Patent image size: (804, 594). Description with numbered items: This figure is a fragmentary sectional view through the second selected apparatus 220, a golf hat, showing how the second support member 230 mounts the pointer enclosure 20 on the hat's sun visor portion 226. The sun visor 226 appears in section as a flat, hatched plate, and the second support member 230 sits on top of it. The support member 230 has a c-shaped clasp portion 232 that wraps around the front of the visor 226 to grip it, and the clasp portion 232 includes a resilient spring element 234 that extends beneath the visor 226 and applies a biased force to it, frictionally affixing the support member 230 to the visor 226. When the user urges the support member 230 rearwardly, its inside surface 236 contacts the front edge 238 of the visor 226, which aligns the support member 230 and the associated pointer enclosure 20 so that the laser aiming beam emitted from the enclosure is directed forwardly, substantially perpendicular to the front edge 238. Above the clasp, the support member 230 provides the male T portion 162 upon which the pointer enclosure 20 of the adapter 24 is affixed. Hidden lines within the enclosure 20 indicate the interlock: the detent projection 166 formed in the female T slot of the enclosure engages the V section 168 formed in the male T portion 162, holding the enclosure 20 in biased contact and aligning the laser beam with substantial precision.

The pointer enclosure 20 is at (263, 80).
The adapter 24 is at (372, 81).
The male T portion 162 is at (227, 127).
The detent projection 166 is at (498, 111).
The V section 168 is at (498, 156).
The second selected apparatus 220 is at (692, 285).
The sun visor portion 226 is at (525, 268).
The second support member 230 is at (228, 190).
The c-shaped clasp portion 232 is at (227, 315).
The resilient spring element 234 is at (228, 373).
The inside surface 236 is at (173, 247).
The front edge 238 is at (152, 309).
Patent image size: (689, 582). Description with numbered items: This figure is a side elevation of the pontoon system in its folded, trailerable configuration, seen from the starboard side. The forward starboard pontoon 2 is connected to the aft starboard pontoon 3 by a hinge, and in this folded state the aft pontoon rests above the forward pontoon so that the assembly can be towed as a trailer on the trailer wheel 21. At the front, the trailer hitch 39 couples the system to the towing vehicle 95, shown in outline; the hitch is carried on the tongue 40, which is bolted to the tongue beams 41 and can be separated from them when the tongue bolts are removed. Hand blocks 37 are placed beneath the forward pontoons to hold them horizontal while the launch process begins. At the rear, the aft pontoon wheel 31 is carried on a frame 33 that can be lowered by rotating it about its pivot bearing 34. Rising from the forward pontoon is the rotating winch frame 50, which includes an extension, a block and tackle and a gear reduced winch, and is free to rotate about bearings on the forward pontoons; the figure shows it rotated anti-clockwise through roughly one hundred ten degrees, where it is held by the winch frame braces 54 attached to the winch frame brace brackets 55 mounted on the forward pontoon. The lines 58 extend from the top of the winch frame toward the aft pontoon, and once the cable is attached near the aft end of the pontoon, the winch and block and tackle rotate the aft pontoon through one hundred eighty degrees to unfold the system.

= = = = = = =

→ **AUFGABE**
Stelle sämtliche Zeilen der obigen Einträge als nummerierte Liste dar und lass Leerzeilen dabei weg.

→ **SCHRIFTLICHE ANTWORT**
1. Patent image size: (804, 594). Description with numbered items: This figure is a fragmentary sectional view through the second selected apparatus 220, a golf hat, showing how the second support member 230 mounts the pointer enclosure 20 on the hat's sun visor portion 226. The sun visor 226 appears in section as a flat, hatched plate, and the second support member 230 sits on top of it. The support member 230 has a c-shaped clasp portion 232 that wraps around the front of the visor 226 to grip it, and the clasp portion 232 includes a resilient spring element 234 that extends beneath the visor 226 and applies a biased force to it, frictionally affixing the support member 230 to the visor 226. When the user urges the support member 230 rearwardly, its inside surface 236 contacts the front edge 238 of the visor 226, which aligns the support member 230 and the associated pointer enclosure 20 so that the laser aiming beam emitted from the enclosure is directed forwardly, substantially perpendicular to the front edge 238. Above the clasp, the support member 230 provides the male T portion 162 upon which the pointer enclosure 20 of the adapter 24 is affixed. Hidden lines within the enclosure 20 indicate the interlock: the detent projection 166 formed in the female T slot of the enclosure engages the V section 168 formed in the male T portion 162, holding the enclosure 20 in biased contact and aligning the laser beam with substantial precision.
2. The pointer enclosure 20 is at (263, 80).
3. The adapter 24 is at (372, 81).
4. The male T portion 162 is at (227, 127).
5. The detent projection 166 is at (498, 111).
6. The V section 168 is at (498, 156).
7. The second selected apparatus 220 is at (692, 285).
8. The sun visor portion 226 is at (525, 268).
9. The second support member 230 is at (228, 190).
10. The c-shaped clasp portion 232 is at (227, 315).
11. The resilient spring element 234 is at (228, 373).
12. The inside surface 236 is at (173, 247).
13. The front edge 238 is at (152, 309).
14. Patent image size: (689, 582). Description with numbered items: This figure is a side elevation of the pontoon system in its folded, trailerable configuration, seen from the starboard side. The forward starboard pontoon 2 is connected to the aft starboard pontoon 3 by a hinge, and in this folded state the aft pontoon rests above the forward pontoon so that the assembly can be towed as a trailer on the trailer wheel 21. At the front, the trailer hitch 39 couples the system to the towing vehicle 95, shown in outline; the hitch is carried on the tongue 40, which is bolted to the tongue beams 41 and can be separated from them when the tongue bolts are removed. Hand blocks 37 are placed beneath the forward pontoons to hold them horizontal while the launch process begins. At the rear, the aft pontoon wheel 31 is carried on a frame 33 that can be lowered by rotating it about its pivot bearing 34. Rising from the forward pontoon is the rotating winch frame 50, which includes an extension, a block and tackle and a gear reduced winch, and is free to rotate about bearings on the forward pontoons; the figure shows it rotated anti-clockwise through roughly one hundred ten degrees, where it is held by the winch frame braces 54 attached to the winch frame brace brackets 55 mounted on the forward pontoon. The lines 58 extend from the top of the winch frame toward the aft pontoon, and once the cable is attached near the aft end of the pontoon, the winch and block and tackle rotate the aft pontoon through one hundred eighty degrees to unfold the system.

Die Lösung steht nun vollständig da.